- _What you need to do_:
Read the records below. Copy each line where the string "škole" occurs.

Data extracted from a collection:
-- start --

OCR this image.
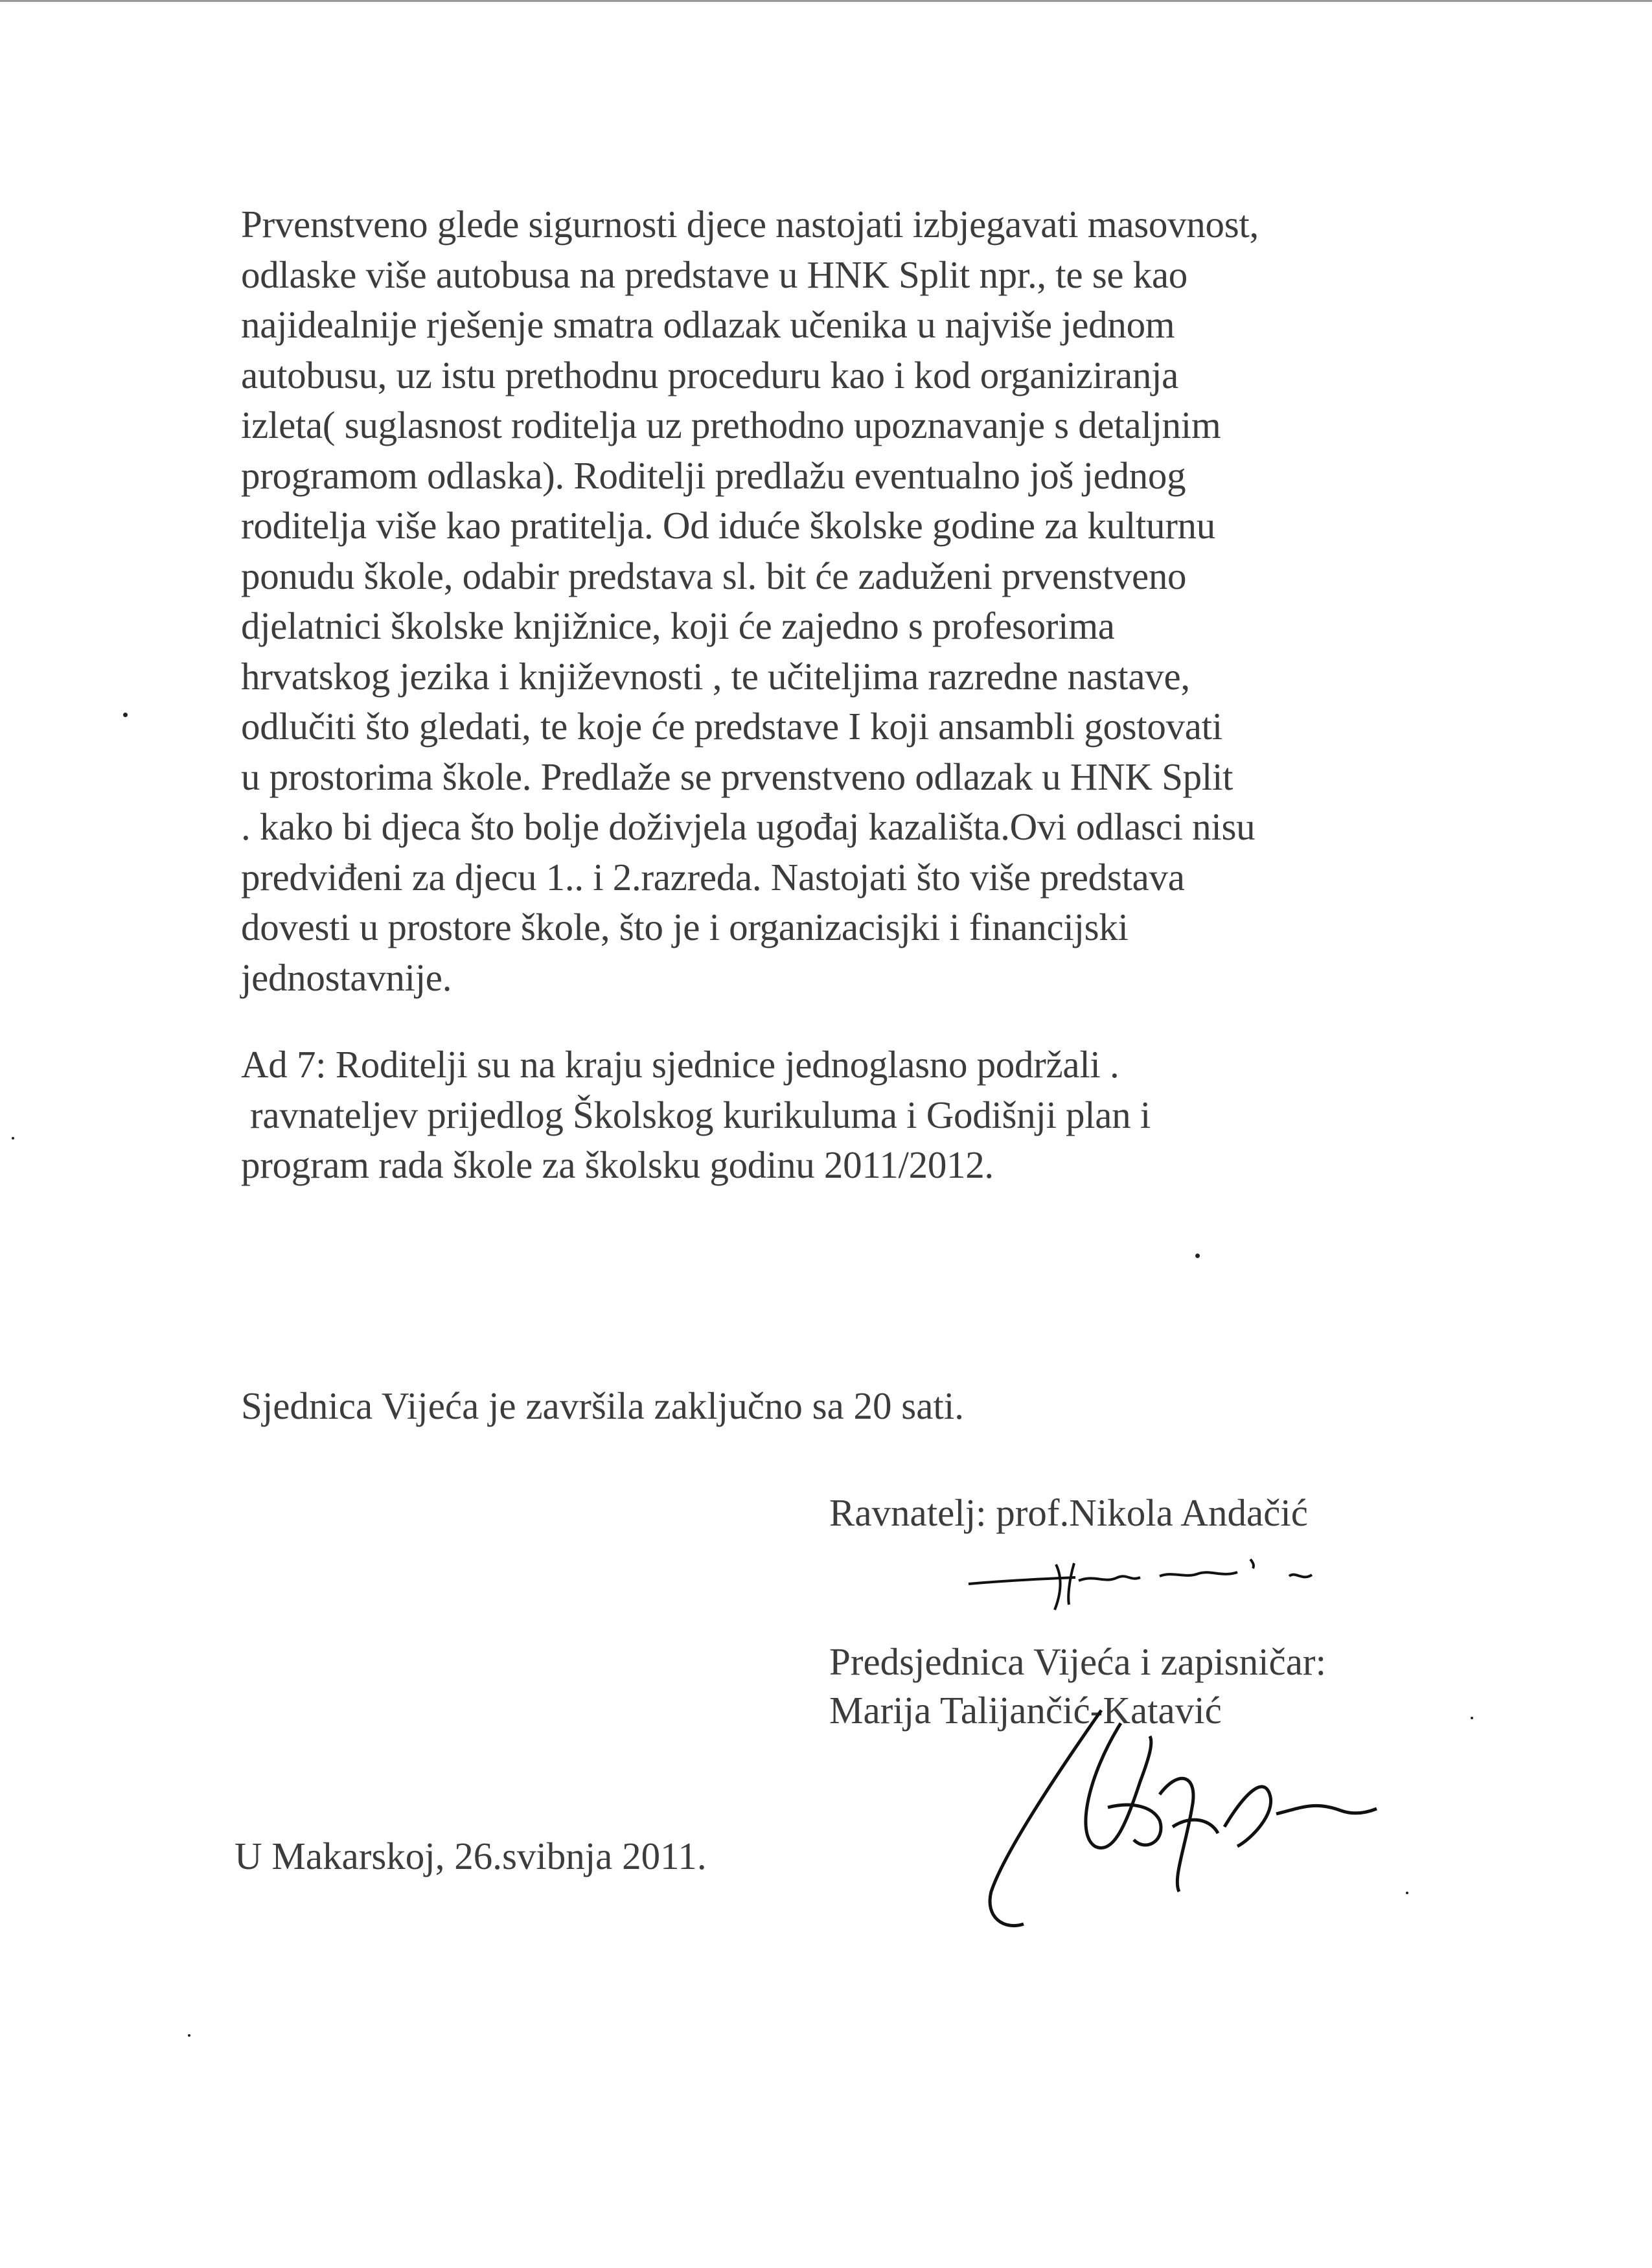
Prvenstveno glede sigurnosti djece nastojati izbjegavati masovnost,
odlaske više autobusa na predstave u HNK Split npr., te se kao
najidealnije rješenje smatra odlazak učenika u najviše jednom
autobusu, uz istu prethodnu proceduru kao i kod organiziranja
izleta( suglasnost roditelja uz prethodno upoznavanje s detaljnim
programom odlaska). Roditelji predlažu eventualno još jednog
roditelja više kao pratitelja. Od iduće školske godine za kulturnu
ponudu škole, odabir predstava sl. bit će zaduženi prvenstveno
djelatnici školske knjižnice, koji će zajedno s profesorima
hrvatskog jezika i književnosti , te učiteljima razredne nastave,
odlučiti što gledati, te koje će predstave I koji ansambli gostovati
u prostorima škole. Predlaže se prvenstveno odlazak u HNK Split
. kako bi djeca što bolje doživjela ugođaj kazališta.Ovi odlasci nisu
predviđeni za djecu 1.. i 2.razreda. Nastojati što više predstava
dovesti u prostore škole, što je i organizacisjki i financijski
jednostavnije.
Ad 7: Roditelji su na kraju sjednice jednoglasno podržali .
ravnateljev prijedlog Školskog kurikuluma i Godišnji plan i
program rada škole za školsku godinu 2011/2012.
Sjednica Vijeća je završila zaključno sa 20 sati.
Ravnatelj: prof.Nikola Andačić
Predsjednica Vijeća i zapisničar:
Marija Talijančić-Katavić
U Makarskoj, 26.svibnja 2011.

-- end --
-- start --

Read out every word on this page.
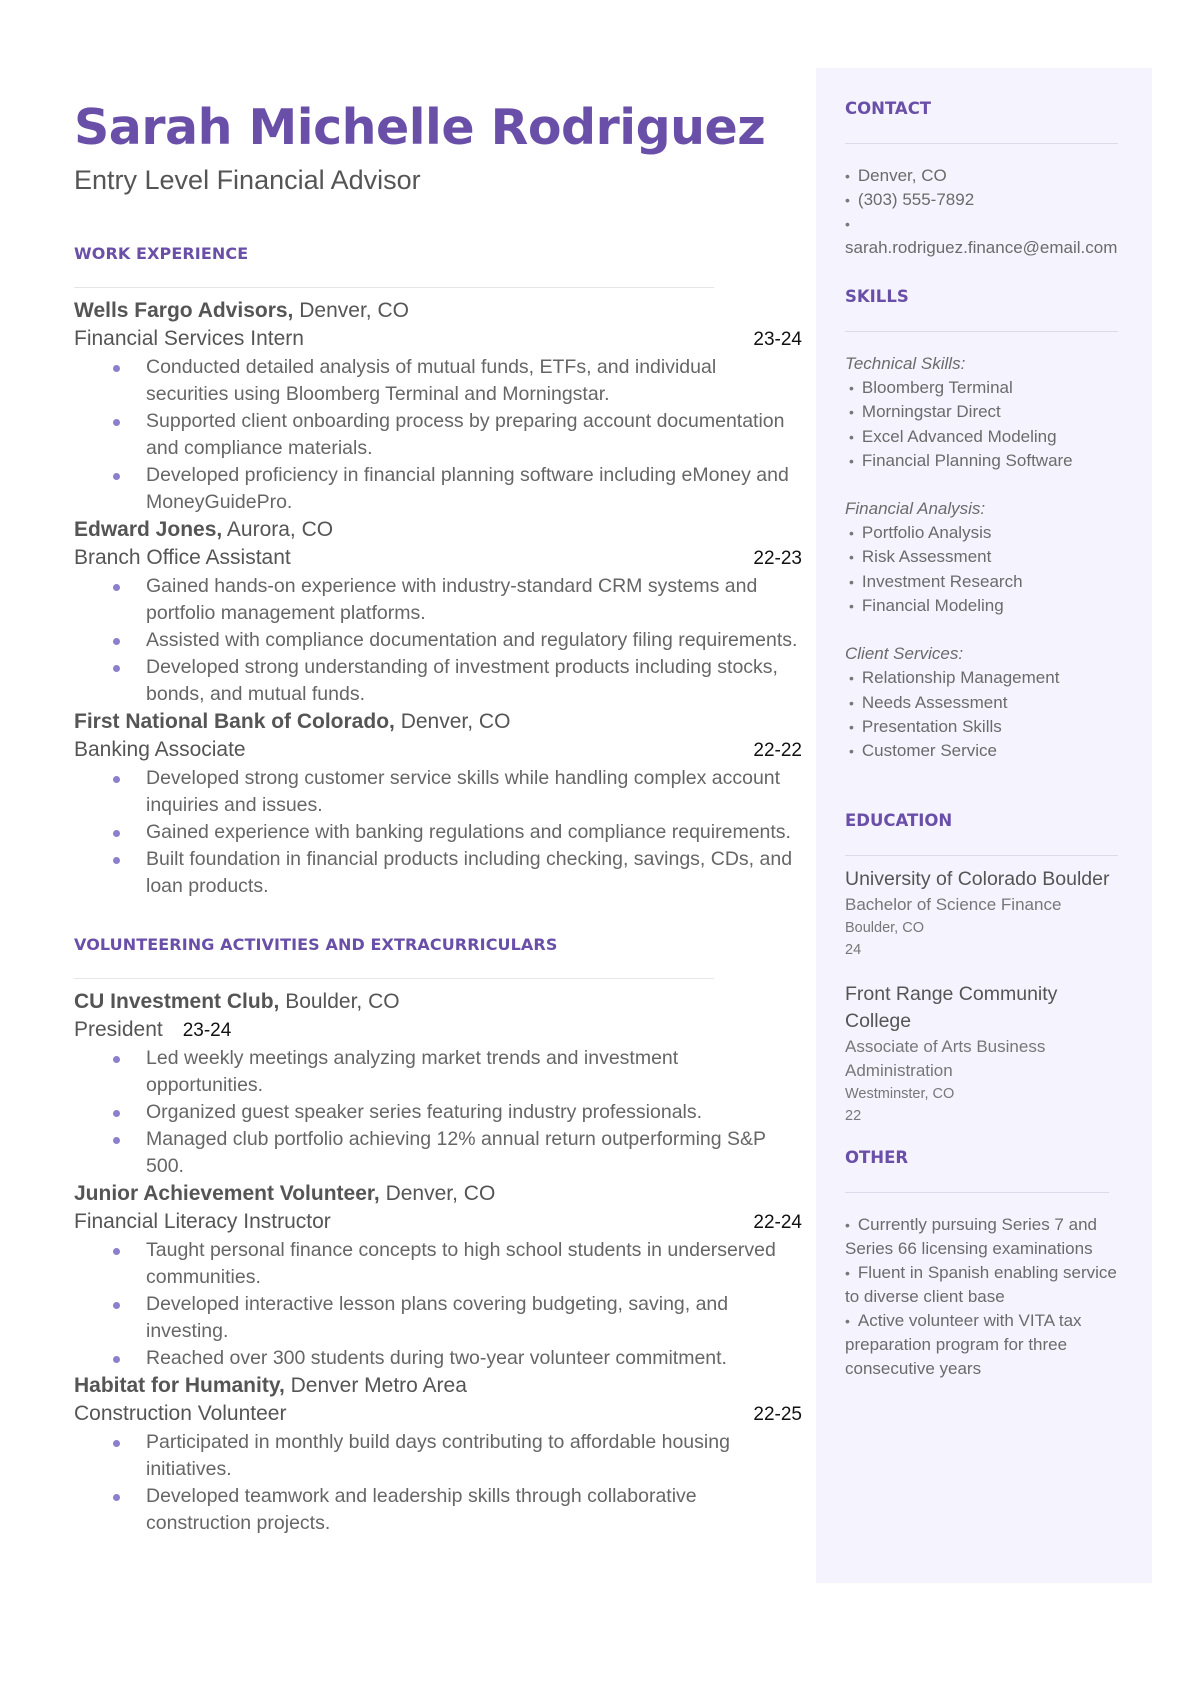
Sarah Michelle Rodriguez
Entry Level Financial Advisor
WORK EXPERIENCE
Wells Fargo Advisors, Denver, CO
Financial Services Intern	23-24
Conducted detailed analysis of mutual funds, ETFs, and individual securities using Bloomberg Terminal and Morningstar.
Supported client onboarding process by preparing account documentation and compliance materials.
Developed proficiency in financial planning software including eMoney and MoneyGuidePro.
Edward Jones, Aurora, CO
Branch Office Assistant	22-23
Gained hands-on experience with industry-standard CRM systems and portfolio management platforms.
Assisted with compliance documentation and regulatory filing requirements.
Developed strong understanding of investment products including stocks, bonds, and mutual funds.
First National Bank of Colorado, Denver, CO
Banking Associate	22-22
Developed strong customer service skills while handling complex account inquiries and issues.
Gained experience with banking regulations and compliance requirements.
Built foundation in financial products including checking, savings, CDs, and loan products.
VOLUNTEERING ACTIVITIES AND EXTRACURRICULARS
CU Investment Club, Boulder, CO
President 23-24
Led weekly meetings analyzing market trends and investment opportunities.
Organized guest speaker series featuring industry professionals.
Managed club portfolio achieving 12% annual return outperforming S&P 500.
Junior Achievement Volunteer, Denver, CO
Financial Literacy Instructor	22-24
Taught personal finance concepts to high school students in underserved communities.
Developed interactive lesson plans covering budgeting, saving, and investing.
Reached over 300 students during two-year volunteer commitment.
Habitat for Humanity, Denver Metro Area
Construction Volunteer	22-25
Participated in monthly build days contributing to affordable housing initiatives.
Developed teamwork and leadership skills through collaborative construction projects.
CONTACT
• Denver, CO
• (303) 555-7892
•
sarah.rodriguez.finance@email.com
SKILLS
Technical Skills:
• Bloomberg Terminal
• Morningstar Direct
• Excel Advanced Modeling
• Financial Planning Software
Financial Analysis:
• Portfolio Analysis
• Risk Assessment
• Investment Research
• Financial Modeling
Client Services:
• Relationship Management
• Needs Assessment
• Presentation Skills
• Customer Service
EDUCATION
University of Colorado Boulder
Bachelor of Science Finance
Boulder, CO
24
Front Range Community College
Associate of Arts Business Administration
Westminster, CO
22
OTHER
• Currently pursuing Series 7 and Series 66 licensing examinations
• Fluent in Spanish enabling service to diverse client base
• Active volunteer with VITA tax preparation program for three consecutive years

-- end --

- _Written response_:
ponudu škole, odabir predstava sl. bit će zaduženi prvenstveno
u prostorima škole. Predlaže se prvenstveno odlazak u HNK Split
dovesti u prostore škole, što je i organizacisjki i financijski
program rada škole za školsku godinu 2011/2012.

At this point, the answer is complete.